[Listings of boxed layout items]
────────────────────

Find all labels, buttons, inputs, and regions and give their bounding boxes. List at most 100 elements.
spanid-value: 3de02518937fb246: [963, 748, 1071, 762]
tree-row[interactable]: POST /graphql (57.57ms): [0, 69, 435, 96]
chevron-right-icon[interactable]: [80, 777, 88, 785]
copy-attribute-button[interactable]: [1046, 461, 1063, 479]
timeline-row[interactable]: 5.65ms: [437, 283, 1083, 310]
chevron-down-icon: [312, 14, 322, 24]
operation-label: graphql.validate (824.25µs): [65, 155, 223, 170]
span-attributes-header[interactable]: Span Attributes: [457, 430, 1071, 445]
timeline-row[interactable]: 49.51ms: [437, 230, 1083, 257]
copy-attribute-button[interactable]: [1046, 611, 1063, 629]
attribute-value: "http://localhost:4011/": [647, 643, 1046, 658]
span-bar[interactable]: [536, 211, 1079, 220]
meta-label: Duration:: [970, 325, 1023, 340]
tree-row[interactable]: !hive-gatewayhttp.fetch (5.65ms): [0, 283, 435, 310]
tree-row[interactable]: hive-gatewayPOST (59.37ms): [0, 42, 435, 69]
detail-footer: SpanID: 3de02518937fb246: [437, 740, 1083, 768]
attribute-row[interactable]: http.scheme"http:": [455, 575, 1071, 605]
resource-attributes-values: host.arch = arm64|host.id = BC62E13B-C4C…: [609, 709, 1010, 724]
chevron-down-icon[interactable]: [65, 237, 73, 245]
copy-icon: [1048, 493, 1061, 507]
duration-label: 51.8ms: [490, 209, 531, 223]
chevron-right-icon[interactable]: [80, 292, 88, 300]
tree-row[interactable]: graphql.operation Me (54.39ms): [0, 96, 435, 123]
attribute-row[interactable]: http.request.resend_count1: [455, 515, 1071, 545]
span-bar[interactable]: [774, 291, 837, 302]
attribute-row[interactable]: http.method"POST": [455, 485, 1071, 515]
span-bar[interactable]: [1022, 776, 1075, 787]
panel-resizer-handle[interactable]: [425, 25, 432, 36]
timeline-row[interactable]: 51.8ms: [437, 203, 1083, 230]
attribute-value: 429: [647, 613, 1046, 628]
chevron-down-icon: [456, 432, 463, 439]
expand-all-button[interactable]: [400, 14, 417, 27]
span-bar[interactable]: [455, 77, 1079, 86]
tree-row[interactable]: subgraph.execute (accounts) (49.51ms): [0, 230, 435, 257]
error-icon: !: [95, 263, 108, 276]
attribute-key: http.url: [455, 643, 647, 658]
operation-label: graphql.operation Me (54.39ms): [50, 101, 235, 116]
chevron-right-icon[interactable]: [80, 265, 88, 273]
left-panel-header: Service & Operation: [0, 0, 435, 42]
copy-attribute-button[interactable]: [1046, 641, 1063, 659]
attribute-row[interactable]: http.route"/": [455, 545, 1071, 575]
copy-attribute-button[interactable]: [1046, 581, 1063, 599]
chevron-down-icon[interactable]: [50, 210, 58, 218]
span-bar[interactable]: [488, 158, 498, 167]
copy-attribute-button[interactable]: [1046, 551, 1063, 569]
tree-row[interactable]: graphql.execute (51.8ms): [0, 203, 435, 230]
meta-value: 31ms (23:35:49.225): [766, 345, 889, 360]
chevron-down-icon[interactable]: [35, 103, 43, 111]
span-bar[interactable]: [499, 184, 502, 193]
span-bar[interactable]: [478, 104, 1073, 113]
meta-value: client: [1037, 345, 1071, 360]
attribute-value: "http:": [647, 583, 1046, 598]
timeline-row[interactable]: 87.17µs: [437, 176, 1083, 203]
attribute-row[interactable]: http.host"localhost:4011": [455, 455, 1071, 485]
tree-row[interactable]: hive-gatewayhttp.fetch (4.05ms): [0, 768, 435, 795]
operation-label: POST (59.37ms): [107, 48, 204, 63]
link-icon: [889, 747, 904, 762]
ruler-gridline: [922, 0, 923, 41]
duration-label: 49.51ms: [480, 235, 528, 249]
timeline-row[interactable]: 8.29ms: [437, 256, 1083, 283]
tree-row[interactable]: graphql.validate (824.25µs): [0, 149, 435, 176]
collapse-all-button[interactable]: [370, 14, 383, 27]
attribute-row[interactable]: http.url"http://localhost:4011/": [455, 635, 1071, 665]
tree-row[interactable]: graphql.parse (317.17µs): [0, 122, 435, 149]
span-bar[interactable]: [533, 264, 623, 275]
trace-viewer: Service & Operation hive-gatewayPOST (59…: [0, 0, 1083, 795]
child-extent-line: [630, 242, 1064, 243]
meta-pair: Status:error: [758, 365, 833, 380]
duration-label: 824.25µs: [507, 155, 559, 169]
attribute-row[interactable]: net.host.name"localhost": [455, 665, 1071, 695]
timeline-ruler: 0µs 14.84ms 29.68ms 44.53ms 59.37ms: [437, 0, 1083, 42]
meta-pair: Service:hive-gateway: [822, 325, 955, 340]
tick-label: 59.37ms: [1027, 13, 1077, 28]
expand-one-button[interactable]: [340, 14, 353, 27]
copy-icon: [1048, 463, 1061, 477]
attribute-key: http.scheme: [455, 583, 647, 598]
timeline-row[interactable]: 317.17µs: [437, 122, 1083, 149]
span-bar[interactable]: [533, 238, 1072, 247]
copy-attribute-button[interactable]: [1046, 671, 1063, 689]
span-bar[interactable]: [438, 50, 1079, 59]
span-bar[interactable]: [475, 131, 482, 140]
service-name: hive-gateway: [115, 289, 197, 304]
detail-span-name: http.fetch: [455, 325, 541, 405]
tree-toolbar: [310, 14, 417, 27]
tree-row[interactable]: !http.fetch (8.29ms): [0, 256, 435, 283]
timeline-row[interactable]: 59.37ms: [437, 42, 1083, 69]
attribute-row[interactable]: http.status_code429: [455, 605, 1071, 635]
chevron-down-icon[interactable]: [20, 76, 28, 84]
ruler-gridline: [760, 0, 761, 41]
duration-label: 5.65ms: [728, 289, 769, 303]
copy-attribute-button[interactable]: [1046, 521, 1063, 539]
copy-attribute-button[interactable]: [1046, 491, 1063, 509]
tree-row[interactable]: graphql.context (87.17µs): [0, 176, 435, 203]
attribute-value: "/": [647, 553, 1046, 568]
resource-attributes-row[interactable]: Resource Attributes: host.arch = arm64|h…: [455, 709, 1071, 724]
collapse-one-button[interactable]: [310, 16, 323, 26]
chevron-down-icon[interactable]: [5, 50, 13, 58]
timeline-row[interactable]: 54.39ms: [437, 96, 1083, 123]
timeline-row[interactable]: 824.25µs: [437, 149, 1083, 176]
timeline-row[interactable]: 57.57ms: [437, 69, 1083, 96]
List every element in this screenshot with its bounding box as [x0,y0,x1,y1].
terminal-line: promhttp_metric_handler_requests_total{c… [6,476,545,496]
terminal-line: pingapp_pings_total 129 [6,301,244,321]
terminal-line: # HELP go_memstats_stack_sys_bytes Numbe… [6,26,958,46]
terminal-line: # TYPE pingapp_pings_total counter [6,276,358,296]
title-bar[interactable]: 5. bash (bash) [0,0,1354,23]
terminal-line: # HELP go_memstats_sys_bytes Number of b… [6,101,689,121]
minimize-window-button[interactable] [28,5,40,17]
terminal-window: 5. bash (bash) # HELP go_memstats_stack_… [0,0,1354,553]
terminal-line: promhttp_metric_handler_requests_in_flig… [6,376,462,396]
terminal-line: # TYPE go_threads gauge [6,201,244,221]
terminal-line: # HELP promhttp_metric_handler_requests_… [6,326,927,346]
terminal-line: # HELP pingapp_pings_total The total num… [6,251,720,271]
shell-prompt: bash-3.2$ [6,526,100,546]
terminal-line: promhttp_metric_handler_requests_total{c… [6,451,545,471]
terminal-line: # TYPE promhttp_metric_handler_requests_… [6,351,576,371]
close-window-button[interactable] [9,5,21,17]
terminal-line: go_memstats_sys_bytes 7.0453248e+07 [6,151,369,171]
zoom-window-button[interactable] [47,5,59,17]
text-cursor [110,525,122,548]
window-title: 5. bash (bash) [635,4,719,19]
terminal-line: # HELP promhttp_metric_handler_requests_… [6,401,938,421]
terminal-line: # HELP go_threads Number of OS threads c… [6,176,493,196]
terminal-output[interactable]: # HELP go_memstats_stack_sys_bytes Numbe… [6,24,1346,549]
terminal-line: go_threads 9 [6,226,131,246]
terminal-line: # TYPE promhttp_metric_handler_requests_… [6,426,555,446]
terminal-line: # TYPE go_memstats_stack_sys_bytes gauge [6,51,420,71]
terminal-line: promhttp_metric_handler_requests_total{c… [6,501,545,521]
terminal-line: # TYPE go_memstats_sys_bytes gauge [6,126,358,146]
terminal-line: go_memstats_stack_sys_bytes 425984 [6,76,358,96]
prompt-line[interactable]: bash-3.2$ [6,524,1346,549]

────────────────────

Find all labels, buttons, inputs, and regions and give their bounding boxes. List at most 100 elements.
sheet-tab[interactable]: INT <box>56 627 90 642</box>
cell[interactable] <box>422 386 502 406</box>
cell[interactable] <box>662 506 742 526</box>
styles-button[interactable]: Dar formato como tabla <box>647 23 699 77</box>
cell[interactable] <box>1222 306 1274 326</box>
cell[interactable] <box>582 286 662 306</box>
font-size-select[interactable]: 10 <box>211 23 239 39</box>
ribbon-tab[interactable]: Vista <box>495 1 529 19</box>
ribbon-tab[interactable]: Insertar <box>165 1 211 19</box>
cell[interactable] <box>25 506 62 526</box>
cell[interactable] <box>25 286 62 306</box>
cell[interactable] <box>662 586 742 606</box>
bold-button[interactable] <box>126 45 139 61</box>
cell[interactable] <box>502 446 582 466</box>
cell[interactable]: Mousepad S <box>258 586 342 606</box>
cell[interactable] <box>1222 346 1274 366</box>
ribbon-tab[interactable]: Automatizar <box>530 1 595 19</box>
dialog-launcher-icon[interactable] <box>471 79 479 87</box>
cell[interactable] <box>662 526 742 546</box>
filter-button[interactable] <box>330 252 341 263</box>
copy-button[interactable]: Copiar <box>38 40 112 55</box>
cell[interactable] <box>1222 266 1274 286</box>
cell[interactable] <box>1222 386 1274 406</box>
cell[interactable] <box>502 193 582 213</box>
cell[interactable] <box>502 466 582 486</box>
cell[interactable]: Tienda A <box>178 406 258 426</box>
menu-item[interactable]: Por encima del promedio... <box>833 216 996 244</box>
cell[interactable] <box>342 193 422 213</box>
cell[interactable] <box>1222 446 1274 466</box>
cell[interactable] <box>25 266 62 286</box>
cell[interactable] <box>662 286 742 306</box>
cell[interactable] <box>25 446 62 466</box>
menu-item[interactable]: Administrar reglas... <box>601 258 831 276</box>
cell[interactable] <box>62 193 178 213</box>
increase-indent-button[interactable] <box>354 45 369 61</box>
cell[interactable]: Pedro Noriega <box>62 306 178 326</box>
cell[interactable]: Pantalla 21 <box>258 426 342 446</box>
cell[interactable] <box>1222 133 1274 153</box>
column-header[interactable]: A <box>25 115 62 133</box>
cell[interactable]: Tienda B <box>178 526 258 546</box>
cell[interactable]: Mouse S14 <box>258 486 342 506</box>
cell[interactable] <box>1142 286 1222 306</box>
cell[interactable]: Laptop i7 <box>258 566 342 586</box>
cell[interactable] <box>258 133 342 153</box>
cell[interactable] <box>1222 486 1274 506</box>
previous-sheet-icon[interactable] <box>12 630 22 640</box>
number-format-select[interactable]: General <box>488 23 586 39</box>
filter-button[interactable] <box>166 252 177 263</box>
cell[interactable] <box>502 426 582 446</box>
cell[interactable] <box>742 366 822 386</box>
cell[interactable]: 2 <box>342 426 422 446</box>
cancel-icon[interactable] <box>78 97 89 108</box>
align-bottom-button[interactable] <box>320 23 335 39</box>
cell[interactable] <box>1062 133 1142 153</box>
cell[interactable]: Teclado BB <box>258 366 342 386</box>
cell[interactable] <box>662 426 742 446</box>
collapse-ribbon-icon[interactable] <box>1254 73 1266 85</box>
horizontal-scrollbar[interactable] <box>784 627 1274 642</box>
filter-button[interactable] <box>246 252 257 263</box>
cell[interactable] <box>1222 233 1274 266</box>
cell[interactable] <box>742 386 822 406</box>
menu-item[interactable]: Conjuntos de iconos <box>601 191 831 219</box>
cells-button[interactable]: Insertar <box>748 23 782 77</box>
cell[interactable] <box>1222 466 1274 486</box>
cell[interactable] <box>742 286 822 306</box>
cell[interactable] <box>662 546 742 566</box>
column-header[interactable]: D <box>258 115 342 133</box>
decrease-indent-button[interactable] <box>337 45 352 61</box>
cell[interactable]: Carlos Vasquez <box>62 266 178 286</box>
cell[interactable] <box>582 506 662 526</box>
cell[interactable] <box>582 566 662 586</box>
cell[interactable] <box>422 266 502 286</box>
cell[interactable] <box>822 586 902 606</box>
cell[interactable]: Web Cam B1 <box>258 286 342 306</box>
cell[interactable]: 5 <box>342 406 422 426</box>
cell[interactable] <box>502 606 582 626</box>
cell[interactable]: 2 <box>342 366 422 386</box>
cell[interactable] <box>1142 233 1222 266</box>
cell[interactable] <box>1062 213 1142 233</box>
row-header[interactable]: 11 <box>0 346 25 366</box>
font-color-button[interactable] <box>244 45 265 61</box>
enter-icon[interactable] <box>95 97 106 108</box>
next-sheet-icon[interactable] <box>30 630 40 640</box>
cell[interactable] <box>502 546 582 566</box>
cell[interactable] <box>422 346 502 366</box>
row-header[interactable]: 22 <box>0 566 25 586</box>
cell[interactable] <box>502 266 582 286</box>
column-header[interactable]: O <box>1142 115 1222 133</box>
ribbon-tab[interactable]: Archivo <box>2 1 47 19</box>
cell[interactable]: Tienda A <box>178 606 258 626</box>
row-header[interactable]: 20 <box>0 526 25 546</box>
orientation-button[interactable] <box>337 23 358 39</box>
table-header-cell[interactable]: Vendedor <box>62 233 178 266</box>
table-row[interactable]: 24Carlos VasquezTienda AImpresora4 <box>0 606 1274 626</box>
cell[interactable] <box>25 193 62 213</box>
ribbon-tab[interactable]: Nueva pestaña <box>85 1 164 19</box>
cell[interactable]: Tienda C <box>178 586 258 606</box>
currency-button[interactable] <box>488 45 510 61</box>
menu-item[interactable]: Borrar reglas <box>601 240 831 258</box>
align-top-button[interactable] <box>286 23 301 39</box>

────────────────────

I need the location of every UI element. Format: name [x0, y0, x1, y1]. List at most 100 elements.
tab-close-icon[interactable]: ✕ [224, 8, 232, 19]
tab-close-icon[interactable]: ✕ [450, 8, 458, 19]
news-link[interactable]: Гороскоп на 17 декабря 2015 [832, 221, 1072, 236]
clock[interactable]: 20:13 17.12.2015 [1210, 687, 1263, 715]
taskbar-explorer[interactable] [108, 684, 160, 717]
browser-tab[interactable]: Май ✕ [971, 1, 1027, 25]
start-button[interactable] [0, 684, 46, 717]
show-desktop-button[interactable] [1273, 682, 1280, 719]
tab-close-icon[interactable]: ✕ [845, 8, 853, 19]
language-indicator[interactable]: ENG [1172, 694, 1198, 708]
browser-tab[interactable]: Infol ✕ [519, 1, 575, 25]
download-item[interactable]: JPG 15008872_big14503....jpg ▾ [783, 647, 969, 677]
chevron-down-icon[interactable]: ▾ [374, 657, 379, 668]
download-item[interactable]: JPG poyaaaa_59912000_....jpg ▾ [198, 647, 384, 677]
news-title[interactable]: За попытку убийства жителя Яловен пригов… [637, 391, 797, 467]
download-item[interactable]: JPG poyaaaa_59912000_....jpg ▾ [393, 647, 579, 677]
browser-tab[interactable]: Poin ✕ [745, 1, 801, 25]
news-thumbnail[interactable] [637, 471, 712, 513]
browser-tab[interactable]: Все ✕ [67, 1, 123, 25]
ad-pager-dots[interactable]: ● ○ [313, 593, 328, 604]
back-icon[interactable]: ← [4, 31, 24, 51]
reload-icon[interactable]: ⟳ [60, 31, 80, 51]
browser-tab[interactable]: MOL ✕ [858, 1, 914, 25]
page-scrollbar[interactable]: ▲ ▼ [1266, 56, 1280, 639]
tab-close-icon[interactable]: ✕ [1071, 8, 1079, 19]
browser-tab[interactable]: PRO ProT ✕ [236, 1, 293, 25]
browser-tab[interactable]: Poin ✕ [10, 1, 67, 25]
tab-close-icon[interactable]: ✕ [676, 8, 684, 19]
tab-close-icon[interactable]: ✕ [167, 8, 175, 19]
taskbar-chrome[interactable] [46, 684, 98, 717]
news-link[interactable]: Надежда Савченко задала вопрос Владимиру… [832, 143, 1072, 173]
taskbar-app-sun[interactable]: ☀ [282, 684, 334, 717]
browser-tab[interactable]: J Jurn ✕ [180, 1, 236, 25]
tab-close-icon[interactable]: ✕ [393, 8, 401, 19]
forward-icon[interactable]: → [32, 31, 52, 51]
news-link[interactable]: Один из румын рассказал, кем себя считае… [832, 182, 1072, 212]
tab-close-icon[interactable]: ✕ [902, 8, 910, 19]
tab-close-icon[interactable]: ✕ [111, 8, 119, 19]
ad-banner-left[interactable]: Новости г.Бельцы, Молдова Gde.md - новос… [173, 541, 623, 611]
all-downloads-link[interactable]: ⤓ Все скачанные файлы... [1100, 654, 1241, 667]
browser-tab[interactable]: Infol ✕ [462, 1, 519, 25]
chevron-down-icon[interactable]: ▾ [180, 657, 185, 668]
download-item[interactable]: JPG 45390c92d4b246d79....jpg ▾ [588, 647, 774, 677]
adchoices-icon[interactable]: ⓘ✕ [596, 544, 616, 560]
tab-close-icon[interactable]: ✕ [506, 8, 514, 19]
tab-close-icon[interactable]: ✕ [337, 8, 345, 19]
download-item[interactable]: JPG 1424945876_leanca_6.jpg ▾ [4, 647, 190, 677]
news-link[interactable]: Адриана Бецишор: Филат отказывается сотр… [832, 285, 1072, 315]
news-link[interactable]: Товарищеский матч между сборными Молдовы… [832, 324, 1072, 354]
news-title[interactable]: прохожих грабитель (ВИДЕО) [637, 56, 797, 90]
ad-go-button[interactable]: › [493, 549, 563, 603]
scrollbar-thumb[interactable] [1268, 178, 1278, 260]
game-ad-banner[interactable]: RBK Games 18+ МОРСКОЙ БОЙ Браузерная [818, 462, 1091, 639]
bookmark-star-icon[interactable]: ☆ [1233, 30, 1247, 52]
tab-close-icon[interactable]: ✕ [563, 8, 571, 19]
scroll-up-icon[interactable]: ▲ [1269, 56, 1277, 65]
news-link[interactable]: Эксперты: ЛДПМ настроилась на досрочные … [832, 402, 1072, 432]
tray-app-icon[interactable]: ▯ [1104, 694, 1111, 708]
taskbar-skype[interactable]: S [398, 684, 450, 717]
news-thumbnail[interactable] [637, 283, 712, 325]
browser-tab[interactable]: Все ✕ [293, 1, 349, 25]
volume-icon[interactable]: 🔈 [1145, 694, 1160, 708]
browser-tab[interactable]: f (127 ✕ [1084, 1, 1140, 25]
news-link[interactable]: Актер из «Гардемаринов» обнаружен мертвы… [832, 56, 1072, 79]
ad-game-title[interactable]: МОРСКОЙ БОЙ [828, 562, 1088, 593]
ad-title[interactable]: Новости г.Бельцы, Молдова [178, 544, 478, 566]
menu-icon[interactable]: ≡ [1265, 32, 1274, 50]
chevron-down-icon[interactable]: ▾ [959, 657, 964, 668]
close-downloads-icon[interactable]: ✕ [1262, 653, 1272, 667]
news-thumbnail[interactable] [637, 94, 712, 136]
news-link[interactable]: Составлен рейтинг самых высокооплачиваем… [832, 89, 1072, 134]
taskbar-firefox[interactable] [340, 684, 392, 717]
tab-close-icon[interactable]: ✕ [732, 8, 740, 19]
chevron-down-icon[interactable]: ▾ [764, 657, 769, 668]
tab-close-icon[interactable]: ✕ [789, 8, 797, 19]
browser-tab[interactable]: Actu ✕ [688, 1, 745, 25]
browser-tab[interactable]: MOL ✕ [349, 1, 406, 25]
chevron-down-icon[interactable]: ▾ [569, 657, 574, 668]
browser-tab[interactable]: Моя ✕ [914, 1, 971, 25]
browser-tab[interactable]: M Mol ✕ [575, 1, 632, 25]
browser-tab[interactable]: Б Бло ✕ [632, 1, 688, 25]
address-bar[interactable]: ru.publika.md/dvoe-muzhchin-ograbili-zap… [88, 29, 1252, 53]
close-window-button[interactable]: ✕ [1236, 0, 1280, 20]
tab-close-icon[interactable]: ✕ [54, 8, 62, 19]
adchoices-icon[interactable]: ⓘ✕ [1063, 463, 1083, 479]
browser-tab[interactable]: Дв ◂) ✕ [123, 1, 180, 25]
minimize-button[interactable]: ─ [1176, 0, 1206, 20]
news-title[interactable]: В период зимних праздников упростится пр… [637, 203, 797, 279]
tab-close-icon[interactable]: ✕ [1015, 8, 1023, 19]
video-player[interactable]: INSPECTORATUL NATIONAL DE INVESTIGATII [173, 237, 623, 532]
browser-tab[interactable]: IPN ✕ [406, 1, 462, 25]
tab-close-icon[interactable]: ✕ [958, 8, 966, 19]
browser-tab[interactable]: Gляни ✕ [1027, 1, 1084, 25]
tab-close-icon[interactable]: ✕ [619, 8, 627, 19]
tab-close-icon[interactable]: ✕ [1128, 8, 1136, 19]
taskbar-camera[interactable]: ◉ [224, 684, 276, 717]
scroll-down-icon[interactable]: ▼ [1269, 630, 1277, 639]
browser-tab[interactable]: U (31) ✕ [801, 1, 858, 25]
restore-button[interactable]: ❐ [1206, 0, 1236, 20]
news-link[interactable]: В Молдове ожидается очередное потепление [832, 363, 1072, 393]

────────────────────

Extract every line of the material above that contains the string "error", treating uppercase and lowercase as different.

- Written answer -
error-icon: !: [95, 263, 108, 276]
meta-pair: Status:error: [758, 365, 833, 380]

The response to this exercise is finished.